Text block:
United States District Court, W.D. Michigan, Southern Division
Feb 15, 2006
Case No. 1:05-CV-739 (W.D. Mich. Feb. 15, 2006)

Summary

denying "request for a grand jury" because the court lacked the power to initiate a grand jury investigation into the defendant's claim of fraud

Summary of this case from Stephens v. Or. Driver & Motor Vehicle Servs. Div.

Opinion

Case No. 1:05-CV-739.

February 15, 2006


OPINION


Background

Plaintiff, United States of America ("Government"), has sued Defendant, Charles Conces ("Conces"), d/b/a Chairman of the National Lawman Committee(s) for the Public Interest, pursuant to 26 U.S.C. §§ 7402 and 7408, seeking injunctive relief prohibiting Conces, individually and d/b/a the National Lawman Committee(s) for the Public Interest, and others in active concert or participation with him, from violating and interfering with the administration of the internal revenue laws. More particularly, the Government seeks to enjoin Conces from organizing, promoting, marketing, or selling abusive tax shelters, from aiding and abetting other persons' federal tax understatements, and from otherwise engaging in conduct that impedes the administration and enforcement of the tax laws. The Court has jurisdiction over this case pursuant to 28 U.S.C. §§ 1340 and 1345.

Presently before the Court are the following motions: (1) Conces' motion for recusal and objections to the Government's application for entry of default; (2) the Government's motion to strike portion of Conces' answer (which the Court will consider as directed to Conces' answer to the first amended complaint); and (3) Conces' motion to dismiss for lack of jurisdiction. In addition, the Government has filed a response to Conces' apparent motions to dismiss embedded in his answer (which the Court will also consider with respect to Conces' answer to the first amended complaint).

Discussion

I. Conces' Motion for Recusal and Objections to Application for Entry of Default

In his motion, Conces argues that this Court must recuse pursuant to 28 U.S.C. § 455(a), which provides: "Any justice, judge, or magistrate judge of the United States shall disqualify himself in any proceeding in which his impartiality might reasonably be questioned." Subsection (b) of § 455 describes five specific circumstances in which a judge must recuse, but Conces does not specifically mention any of those provisions. However, the document titled "Notice of Office Vacancies" attached to the motion indicates that Conces may be arguing that recusal is appropriate under subsection (b)(1), which provides that a judge must recuse "[w]here he has a personal bias or prejudice concerning a party. . . ." 28 U.S.C. § 455(b)(1).

Conces asserts in his "Notice of Office Vacancies" that this Court, as well as almost all of the judges and magistrate judges of this district, have violated their oaths of office, the Code of Conduct for United States Judges, "precedence law", and the Federal Rules of Civil Procedure by engaging in "knowing and deliberate favoritism and cronyism" toward the Internal Revenue Service, various Michigan judges, and other state officials. More specifically, Conces asserts that the judges of this district have acted improperly by ruling against Conces and other plaintiffs in previous lawsuits and by consistently rejecting Conces' theory that the income tax is unconstitutional.

Data lines:
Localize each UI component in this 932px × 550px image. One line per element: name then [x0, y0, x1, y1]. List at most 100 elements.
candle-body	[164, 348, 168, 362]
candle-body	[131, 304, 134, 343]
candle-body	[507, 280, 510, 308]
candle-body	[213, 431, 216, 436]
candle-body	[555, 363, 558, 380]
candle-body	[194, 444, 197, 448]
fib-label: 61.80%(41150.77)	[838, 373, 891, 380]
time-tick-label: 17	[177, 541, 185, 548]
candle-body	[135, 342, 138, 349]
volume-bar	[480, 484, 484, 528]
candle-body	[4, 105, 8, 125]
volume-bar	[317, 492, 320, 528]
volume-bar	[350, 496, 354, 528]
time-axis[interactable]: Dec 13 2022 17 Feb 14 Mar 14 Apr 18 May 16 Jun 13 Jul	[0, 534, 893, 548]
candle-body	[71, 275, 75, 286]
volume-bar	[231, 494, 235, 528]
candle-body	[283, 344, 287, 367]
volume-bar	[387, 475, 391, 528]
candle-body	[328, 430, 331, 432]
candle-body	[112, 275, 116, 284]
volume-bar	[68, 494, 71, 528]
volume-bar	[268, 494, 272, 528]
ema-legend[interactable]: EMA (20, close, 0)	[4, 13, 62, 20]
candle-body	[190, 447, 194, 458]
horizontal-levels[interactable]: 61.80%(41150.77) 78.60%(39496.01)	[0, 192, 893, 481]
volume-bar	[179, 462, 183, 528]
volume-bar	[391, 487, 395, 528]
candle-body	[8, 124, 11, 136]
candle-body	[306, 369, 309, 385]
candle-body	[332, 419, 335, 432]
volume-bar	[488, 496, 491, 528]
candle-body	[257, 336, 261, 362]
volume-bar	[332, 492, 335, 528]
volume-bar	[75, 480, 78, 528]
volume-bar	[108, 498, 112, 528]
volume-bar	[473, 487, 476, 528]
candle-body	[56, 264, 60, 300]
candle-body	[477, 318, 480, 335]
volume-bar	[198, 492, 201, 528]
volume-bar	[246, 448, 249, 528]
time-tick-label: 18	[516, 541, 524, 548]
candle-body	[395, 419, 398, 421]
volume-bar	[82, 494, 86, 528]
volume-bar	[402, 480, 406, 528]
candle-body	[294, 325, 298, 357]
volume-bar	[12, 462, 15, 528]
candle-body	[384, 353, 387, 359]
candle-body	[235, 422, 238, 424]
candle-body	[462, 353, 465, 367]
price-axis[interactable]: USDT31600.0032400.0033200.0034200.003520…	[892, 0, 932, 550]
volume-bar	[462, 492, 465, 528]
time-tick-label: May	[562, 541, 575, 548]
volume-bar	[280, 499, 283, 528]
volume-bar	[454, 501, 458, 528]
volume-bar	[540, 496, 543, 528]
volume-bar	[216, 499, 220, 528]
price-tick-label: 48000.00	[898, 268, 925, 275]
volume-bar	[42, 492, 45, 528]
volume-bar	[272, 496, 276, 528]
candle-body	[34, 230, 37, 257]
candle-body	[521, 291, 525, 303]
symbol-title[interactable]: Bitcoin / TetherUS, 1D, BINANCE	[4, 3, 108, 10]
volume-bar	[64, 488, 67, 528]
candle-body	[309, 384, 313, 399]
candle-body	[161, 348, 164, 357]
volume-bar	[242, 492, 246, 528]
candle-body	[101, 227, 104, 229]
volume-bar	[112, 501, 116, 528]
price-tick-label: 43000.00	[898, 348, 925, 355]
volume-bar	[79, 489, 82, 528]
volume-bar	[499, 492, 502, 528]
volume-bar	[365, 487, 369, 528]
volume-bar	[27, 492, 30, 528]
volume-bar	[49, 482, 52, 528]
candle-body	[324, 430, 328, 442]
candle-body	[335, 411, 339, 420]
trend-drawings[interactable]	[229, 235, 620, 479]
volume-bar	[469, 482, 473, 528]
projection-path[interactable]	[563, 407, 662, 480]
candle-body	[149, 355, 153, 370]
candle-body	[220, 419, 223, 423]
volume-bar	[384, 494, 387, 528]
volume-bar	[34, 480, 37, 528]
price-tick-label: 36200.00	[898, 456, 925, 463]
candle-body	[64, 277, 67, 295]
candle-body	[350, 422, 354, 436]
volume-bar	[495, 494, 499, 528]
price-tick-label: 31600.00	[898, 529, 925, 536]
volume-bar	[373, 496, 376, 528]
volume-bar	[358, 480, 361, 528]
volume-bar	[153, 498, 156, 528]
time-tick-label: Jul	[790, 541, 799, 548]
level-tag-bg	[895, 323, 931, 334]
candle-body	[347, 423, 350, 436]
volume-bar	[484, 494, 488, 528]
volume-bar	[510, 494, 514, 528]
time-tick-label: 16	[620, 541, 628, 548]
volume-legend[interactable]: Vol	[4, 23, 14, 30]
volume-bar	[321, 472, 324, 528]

Objective:
Summarize the court opinion above in two sentences.

Answer to this problem:
The United States sued Charles Conces, doing business as Chairman of the National Lawman Committee(s) for the Public Interest, seeking to enjoin him from organizing, promoting, marketing, or selling abusive tax shelters, from aiding and abetting other persons' federal tax understatements, and from otherwise impeding the administration and enforcement of the tax laws. Among the motions before the court, Conces moved for recusal under 28 U.S.C. § 455(a), claiming in his "Notice of Office Vacancies" that the district's judges showed favoritism toward the Internal Revenue Service, various Michigan judges, and other state officials by ruling against him in earlier lawsuits and rejecting his theory that the income tax is unconstitutional.